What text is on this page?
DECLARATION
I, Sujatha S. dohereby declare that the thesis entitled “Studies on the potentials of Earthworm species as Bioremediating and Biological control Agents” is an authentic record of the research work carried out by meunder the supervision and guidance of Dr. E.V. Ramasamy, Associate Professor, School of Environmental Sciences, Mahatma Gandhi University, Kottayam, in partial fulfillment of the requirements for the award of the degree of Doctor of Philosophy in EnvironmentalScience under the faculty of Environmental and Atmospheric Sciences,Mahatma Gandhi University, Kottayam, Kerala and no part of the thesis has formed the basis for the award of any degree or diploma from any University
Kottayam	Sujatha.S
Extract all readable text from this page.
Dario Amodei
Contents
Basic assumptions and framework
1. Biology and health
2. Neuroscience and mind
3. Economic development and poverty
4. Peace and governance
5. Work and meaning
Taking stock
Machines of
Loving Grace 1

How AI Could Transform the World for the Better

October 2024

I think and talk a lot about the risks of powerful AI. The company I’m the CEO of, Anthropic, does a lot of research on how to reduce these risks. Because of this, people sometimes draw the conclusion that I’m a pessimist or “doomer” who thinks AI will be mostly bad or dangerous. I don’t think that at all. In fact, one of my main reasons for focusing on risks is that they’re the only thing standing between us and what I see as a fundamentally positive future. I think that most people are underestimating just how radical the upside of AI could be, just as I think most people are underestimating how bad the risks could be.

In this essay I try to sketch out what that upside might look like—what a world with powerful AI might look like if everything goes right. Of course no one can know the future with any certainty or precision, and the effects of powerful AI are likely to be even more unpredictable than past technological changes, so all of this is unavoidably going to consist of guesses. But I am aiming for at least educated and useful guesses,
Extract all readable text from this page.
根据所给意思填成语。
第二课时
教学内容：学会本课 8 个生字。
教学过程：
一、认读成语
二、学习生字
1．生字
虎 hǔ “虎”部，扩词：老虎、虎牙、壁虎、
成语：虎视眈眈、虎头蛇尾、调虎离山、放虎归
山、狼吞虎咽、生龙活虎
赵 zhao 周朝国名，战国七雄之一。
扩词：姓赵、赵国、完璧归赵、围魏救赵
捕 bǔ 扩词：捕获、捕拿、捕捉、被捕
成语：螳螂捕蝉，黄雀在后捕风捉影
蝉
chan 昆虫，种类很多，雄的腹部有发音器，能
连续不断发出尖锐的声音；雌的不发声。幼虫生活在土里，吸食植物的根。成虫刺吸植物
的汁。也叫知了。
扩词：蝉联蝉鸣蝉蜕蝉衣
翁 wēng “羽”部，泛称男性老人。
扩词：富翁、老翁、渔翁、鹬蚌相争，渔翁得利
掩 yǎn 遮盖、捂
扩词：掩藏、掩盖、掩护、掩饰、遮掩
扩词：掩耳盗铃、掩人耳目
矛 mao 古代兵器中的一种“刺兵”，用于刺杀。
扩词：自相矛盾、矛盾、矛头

● **Written exercise**
Transcribe the entire listing above precisely.

● **Exercise output**
What text is on this page?
DECLARATION
I, Sujatha S. dohereby declare that the thesis entitled “Studies on the potentials of Earthworm species as Bioremediating and Biological control Agents” is an authentic record of the research work carried out by meunder the supervision and guidance of Dr. E.V. Ramasamy, Associate Professor, School of Environmental Sciences, Mahatma Gandhi University, Kottayam, in partial fulfillment of the requirements for the award of the degree of Doctor of Philosophy in EnvironmentalScience under the faculty of Environmental and Atmospheric Sciences,Mahatma Gandhi University, Kottayam, Kerala and no part of the thesis has formed the basis for the award of any degree or diploma from any University
Kottayam	Sujatha.S
Extract all readable text from this page.
Dario Amodei
Contents
Basic assumptions and framework
1. Biology and health
2. Neuroscience and mind
3. Economic development and poverty
4. Peace and governance
5. Work and meaning
Taking stock
Machines of
Loving Grace 1

How AI Could Transform the World for the Better

October 2024

I think and talk a lot about the risks of powerful AI. The company I’m the CEO of, Anthropic, does a lot of research on how to reduce these risks. Because of this, people sometimes draw the conclusion that I’m a pessimist or “doomer” who thinks AI will be mostly bad or dangerous. I don’t think that at all. In fact, one of my main reasons for focusing on risks is that they’re the only thing standing between us and what I see as a fundamentally positive future. I think that most people are underestimating just how radical the upside of AI could be, just as I think most people are underestimating how bad the risks could be.

In this essay I try to sketch out what that upside might look like—what a world with powerful AI might look like if everything goes right. Of course no one can know the future with any certainty or precision, and the effects of powerful AI are likely to be even more unpredictable than past technological changes, so all of this is unavoidably going to consist of guesses. But I am aiming for at least educated and useful guesses,
Extract all readable text from this page.
根据所给意思填成语。
第二课时
教学内容：学会本课 8 个生字。
教学过程：
一、认读成语
二、学习生字
1．生字
虎 hǔ “虎”部，扩词：老虎、虎牙、壁虎、
成语：虎视眈眈、虎头蛇尾、调虎离山、放虎归
山、狼吞虎咽、生龙活虎
赵 zhao 周朝国名，战国七雄之一。
扩词：姓赵、赵国、完璧归赵、围魏救赵
捕 bǔ 扩词：捕获、捕拿、捕捉、被捕
成语：螳螂捕蝉，黄雀在后捕风捉影
蝉
chan 昆虫，种类很多，雄的腹部有发音器，能
连续不断发出尖锐的声音；雌的不发声。幼虫生活在土里，吸食植物的根。成虫刺吸植物
的汁。也叫知了。
扩词：蝉联蝉鸣蝉蜕蝉衣
翁 wēng “羽”部，泛称男性老人。
扩词：富翁、老翁、渔翁、鹬蚌相争，渔翁得利
掩 yǎn 遮盖、捂
扩词：掩藏、掩盖、掩护、掩饰、遮掩
扩词：掩耳盗铃、掩人耳目
矛 mao 古代兵器中的一种“刺兵”，用于刺杀。
扩词：自相矛盾、矛盾、矛头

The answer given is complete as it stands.